Goal of the exercise:
Which lines of the entries hold the string "from"? Copy each one.

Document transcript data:

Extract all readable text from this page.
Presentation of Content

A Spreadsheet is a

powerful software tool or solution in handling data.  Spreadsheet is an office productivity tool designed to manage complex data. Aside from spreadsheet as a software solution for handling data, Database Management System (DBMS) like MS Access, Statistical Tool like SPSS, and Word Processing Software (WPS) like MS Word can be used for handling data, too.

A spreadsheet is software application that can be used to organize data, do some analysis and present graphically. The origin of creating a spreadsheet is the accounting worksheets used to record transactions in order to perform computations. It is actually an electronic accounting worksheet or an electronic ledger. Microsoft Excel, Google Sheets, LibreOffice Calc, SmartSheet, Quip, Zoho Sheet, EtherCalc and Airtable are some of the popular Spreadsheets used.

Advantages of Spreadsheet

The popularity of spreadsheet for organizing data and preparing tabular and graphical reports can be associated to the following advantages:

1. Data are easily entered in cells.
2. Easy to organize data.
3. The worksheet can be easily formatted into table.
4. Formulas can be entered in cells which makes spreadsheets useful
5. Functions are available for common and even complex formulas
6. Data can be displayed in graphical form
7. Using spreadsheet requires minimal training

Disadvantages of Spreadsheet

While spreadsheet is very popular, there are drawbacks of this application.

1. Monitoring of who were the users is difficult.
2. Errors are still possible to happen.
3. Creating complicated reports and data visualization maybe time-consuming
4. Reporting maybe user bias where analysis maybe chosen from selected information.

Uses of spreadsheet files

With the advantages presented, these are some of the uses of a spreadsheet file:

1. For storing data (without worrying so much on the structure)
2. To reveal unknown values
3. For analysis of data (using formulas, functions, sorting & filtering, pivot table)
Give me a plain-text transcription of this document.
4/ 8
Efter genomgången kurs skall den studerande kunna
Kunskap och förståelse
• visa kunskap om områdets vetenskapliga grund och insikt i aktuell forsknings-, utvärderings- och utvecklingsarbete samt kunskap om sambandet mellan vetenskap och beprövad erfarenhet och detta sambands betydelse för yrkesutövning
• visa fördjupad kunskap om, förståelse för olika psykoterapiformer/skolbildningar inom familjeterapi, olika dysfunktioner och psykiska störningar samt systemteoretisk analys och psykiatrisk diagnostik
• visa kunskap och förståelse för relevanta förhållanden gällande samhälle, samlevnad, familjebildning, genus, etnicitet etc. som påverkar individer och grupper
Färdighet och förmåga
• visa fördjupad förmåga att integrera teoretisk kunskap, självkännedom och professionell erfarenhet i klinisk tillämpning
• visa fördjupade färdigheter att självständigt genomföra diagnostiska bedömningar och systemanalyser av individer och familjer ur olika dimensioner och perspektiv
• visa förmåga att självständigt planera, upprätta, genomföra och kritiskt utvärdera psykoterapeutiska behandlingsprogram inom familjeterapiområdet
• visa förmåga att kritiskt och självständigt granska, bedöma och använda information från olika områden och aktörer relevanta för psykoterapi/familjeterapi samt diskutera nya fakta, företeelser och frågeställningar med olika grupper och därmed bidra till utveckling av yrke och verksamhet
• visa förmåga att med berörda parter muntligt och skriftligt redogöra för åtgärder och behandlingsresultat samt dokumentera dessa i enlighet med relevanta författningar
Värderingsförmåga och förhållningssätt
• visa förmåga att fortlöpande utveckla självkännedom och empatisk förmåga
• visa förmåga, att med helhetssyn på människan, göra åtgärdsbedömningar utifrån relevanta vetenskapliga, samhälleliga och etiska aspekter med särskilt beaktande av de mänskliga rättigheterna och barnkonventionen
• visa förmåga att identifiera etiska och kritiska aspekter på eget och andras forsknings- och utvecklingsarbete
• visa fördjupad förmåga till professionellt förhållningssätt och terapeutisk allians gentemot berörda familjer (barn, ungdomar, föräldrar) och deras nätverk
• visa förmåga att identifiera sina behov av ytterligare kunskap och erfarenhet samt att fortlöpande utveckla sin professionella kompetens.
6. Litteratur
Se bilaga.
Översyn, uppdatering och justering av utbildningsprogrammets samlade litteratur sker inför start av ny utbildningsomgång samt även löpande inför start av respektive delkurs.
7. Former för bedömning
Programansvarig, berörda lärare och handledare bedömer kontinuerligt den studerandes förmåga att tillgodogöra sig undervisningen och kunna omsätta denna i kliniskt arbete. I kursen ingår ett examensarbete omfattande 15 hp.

Result below:
Extract all readable text from this page.
powerful software tool or solution in handling data.  Spreadsheet is an office productivity tool designed to manage complex data. Aside from spreadsheet as a software solution for handling data, Database Management System (DBMS) like MS Access, Statistical Tool like SPSS, and Word Processing Software (WPS) like MS Word can be used for handling data, too.
4. Reporting maybe user bias where analysis maybe chosen from selected information.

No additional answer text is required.